▸ **Work to do**
Copy out the material below in full, but not its images.

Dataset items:
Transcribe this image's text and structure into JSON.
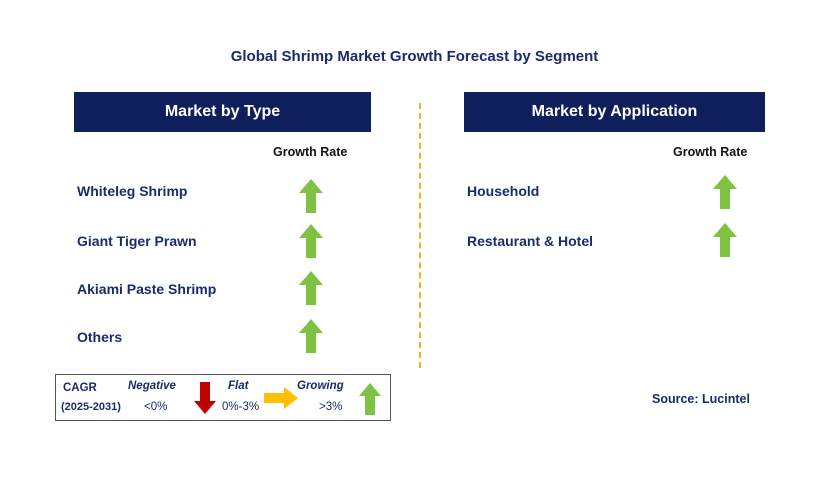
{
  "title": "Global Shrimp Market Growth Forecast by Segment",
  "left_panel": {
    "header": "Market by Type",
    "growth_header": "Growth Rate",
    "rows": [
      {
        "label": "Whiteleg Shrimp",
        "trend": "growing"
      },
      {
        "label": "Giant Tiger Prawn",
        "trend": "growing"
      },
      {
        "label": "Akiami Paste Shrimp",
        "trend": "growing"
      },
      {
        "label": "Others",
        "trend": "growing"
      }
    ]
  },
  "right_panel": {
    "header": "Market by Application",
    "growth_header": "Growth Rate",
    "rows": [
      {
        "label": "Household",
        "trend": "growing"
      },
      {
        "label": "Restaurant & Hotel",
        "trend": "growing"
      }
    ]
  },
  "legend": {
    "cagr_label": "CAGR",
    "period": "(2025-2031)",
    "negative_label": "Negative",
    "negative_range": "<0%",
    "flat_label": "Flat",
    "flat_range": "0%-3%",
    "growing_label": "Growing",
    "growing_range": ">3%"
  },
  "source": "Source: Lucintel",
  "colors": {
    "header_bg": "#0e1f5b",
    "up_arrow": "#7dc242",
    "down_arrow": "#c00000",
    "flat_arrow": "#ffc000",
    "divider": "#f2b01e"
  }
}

▸ **Result of the exercise**
Transcribe this image's text and structure into JSON.
{
  "title": "Global Shrimp Market Growth Forecast by Segment",
  "left_panel": {
    "header": "Market by Type",
    "growth_header": "Growth Rate",
    "rows": [
      {
        "label": "Whiteleg Shrimp",
        "trend": "growing"
      },
      {
        "label": "Giant Tiger Prawn",
        "trend": "growing"
      },
      {
        "label": "Akiami Paste Shrimp",
        "trend": "growing"
      },
      {
        "label": "Others",
        "trend": "growing"
      }
    ]
  },
  "right_panel": {
    "header": "Market by Application",
    "growth_header": "Growth Rate",
    "rows": [
      {
        "label": "Household",
        "trend": "growing"
      },
      {
        "label": "Restaurant & Hotel",
        "trend": "growing"
      }
    ]
  },
  "legend": {
    "cagr_label": "CAGR",
    "period": "(2025-2031)",
    "negative_label": "Negative",
    "negative_range": "<0%",
    "flat_label": "Flat",
    "flat_range": "0%-3%",
    "growing_label": "Growing",
    "growing_range": ">3%"
  },
  "source": "Source: Lucintel",
  "colors": {
    "header_bg": "#0e1f5b",
    "up_arrow": "#7dc242",
    "down_arrow": "#c00000",
    "flat_arrow": "#ffc000",
    "divider": "#f2b01e"
  }
}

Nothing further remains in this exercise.